- _Instruction_
Your task is to copy every line of the entries that contains "seguimiento".

□ □ □ □ □ □ □

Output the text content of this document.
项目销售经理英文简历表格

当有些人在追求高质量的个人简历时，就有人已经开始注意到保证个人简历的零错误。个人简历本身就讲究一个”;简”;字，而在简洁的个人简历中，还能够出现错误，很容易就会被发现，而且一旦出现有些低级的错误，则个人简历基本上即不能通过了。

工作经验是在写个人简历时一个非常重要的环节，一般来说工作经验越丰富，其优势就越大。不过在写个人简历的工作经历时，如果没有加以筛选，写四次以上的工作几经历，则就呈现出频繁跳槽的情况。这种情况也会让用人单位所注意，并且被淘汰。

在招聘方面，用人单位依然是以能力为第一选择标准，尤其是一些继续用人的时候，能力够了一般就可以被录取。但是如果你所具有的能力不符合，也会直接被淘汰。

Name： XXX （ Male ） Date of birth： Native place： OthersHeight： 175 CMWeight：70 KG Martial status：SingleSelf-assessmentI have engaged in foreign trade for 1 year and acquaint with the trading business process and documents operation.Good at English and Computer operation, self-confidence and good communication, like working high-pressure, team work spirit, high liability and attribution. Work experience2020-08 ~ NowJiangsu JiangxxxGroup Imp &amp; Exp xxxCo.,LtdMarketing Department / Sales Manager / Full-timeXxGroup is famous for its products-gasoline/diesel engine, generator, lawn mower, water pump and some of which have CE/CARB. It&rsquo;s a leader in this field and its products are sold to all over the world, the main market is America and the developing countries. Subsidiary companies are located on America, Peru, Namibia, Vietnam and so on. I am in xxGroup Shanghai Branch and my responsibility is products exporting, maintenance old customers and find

□ □ □ □ □ □ □

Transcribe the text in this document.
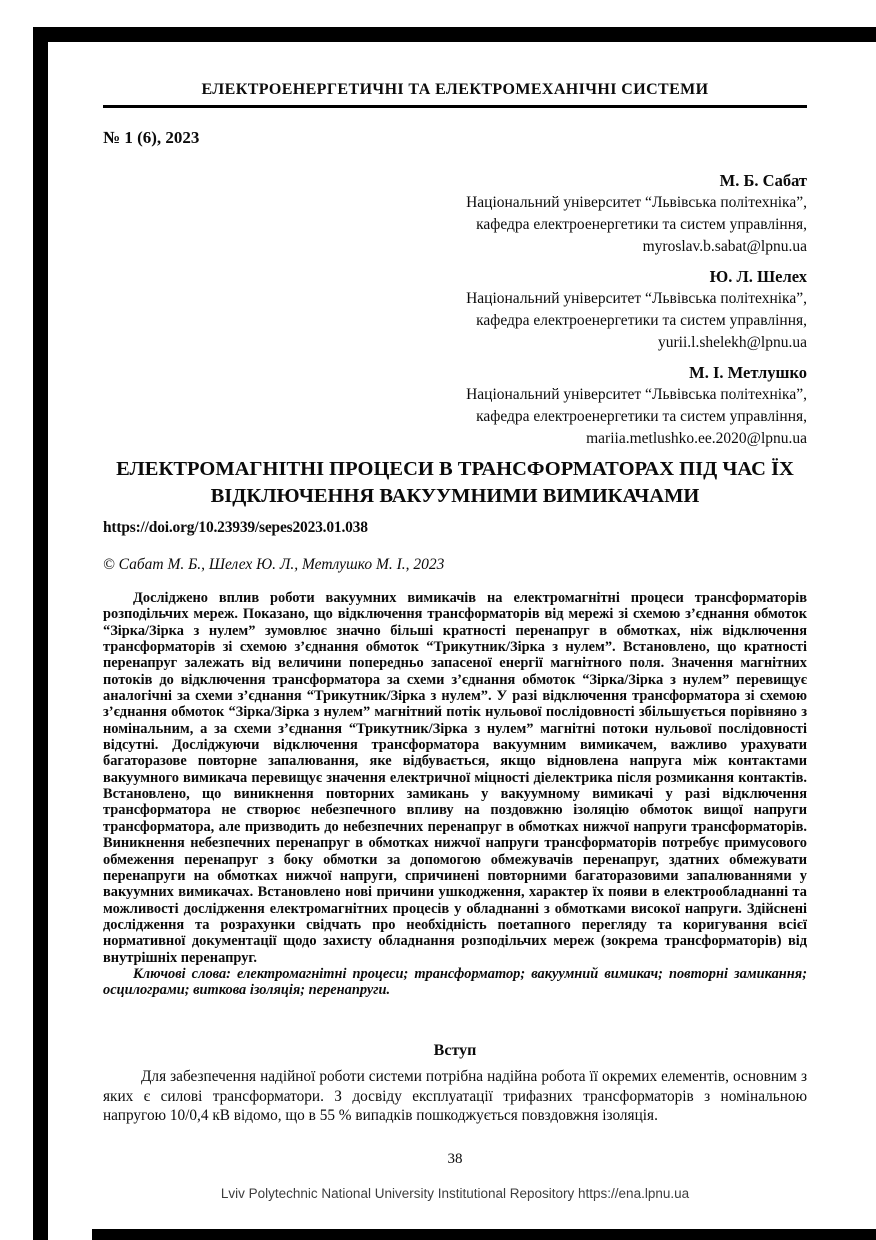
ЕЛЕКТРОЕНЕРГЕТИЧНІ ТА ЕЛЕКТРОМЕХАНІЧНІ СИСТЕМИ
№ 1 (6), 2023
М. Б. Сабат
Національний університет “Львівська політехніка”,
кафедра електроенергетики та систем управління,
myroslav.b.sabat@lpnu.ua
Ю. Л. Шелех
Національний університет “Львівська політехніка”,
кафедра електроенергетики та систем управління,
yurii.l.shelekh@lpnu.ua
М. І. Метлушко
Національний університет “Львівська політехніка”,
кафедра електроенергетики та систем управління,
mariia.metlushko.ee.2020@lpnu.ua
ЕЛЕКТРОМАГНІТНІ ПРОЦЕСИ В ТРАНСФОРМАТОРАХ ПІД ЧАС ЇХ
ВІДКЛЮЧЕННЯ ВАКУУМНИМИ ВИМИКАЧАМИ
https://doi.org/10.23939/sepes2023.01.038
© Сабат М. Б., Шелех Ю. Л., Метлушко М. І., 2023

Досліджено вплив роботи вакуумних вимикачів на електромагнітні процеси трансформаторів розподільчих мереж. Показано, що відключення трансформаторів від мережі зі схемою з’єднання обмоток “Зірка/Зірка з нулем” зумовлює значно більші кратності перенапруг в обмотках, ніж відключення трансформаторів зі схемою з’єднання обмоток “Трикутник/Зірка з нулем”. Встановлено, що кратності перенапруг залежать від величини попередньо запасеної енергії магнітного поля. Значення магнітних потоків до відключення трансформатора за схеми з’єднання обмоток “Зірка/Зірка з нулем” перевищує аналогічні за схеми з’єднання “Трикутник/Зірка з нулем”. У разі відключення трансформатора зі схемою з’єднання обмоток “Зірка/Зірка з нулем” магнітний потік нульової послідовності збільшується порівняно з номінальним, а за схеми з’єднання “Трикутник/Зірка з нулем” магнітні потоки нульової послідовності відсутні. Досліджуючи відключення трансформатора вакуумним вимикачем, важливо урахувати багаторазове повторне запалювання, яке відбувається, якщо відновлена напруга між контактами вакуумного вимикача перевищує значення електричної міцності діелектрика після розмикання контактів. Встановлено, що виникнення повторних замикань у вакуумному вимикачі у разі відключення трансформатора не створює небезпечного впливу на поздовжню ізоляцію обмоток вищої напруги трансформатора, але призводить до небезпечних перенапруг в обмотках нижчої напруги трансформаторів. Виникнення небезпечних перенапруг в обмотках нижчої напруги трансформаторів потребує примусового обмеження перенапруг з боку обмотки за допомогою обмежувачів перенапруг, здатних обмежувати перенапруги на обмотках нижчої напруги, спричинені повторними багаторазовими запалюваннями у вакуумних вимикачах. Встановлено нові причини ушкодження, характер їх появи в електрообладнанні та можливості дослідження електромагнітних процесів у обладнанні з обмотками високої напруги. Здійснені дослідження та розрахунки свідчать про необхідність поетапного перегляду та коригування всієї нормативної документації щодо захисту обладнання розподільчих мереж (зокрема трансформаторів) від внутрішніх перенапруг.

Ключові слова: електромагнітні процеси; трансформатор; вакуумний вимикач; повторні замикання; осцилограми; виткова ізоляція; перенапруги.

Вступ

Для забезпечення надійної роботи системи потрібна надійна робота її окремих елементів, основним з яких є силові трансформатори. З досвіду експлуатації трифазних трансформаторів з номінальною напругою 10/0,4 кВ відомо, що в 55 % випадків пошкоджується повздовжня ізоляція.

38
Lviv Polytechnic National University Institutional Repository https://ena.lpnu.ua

□ □ □ □ □ □ □

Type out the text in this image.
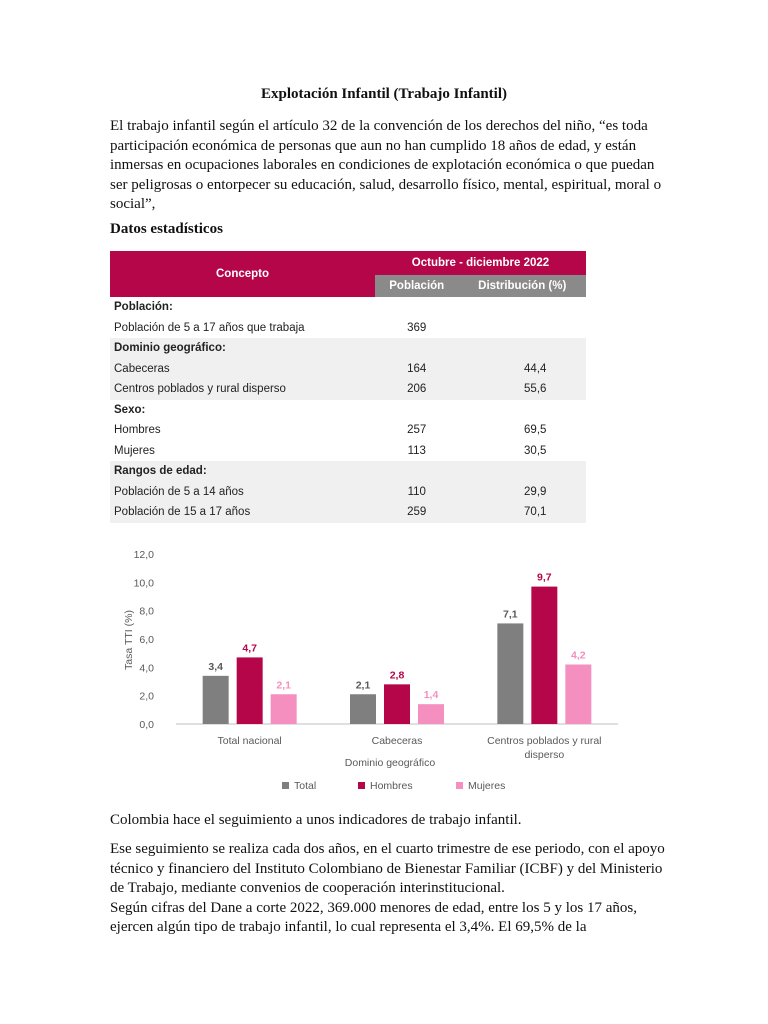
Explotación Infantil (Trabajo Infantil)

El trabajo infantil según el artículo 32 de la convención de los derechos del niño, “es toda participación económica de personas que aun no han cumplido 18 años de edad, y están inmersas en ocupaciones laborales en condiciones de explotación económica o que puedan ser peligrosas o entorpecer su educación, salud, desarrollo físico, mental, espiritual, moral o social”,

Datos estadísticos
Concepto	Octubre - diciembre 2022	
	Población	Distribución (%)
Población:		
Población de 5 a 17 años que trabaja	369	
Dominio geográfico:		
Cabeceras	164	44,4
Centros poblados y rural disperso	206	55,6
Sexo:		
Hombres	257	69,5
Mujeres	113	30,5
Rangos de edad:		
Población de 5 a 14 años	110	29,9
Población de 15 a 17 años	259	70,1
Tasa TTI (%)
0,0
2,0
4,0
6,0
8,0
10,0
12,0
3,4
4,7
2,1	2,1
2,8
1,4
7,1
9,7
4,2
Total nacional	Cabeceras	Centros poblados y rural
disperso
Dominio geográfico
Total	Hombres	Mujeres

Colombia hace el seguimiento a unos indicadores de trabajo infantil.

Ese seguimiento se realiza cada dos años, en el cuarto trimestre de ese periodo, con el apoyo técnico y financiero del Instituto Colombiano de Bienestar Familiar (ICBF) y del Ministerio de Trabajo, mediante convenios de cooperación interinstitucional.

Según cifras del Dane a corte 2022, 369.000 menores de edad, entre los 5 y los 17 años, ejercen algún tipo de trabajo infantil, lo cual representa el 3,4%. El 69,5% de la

□ □ □ □ □ □ □

- _Solution_
Colombia hace el seguimiento a unos indicadores de trabajo infantil.
Ese seguimiento se realiza cada dos años, en el cuarto trimestre de ese periodo, con el apoyo técnico y financiero del Instituto Colombiano de Bienestar Familiar (ICBF) y del Ministerio de Trabajo, mediante convenios de cooperación interinstitucional.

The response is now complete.